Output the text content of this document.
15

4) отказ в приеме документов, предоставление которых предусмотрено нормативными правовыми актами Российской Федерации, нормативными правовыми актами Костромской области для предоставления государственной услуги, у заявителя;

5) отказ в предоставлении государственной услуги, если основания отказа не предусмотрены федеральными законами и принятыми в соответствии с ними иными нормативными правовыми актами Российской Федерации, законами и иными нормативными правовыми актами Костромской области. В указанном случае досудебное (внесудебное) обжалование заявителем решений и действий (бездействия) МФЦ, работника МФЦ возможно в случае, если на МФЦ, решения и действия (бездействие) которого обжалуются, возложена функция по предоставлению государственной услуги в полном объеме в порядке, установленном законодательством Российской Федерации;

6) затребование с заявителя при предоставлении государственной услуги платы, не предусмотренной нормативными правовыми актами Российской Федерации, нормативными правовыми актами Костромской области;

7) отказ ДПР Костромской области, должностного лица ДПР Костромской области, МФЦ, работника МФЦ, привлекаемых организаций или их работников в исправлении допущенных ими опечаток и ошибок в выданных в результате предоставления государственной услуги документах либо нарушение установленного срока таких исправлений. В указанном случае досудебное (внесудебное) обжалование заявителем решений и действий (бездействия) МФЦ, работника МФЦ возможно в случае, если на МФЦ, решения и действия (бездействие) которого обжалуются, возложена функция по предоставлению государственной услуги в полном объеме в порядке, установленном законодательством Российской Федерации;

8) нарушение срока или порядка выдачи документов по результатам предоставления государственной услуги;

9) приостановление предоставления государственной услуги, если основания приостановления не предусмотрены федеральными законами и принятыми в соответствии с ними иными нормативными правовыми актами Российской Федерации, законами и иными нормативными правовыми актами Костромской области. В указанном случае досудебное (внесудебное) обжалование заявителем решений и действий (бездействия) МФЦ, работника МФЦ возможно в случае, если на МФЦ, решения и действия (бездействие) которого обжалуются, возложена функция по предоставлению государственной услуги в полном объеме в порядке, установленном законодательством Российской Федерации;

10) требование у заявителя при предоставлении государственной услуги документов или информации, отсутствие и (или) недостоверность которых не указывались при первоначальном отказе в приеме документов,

-----

Task requirements: Determine how many lines contain the word "соответствии" and reply with that number alone.

Task answer: 2